◆ WHAT THIS TASK INVOLVES ◆
Below are some records. Say how many of their lines contain the string "tarwe", and give nothing but the number.

◆ GIVEN RECORDS ◆
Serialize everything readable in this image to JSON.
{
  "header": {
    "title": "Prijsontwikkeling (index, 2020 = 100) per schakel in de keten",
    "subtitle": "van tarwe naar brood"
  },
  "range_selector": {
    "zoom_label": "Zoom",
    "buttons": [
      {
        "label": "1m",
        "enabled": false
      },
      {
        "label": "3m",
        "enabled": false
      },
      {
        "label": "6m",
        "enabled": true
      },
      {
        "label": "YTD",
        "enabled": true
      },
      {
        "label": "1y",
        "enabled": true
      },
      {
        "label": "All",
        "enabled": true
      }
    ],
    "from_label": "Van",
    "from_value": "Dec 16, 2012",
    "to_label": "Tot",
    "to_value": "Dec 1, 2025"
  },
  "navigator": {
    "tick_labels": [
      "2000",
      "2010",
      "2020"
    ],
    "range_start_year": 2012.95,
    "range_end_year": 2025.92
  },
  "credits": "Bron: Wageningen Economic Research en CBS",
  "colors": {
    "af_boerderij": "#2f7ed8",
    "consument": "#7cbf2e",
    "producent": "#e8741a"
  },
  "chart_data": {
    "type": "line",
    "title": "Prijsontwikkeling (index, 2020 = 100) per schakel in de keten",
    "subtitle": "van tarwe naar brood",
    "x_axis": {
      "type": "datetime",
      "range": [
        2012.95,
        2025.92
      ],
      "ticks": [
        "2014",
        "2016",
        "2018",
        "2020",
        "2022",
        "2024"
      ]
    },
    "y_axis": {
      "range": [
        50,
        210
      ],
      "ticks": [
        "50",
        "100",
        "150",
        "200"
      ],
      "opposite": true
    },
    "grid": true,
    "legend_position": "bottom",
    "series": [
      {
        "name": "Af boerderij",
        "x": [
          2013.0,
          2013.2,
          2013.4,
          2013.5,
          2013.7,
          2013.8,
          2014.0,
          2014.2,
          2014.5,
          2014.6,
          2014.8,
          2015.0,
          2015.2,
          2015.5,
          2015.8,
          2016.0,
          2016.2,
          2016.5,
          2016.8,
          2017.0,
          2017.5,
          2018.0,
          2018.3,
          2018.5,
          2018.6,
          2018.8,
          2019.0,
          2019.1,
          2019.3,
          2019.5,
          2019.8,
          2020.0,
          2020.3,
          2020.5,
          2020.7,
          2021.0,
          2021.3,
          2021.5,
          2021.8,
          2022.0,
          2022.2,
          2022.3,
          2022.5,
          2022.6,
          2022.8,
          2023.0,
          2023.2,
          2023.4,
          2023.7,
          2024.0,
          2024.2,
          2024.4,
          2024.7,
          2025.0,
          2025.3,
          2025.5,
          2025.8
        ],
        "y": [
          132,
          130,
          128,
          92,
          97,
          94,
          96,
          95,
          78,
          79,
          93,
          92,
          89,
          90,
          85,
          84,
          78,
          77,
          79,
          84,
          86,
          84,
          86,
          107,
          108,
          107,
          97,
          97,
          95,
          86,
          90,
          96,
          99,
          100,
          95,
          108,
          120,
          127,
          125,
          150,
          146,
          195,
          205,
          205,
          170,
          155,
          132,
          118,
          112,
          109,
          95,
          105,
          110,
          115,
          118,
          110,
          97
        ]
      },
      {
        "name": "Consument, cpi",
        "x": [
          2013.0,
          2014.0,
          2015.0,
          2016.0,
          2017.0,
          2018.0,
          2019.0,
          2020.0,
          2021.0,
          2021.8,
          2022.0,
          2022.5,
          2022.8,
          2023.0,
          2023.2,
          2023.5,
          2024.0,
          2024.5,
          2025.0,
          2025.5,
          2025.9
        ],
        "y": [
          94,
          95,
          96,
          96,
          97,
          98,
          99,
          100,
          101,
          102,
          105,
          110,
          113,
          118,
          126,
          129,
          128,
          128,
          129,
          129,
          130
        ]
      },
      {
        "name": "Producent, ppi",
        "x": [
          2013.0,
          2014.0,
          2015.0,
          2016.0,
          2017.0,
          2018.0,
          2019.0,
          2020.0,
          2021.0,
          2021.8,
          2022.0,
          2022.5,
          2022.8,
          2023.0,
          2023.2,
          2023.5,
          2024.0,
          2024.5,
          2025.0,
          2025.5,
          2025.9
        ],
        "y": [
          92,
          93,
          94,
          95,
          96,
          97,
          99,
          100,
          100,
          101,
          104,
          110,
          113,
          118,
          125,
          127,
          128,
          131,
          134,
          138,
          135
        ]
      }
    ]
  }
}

◆ FINISHED EXERCISE ◆
2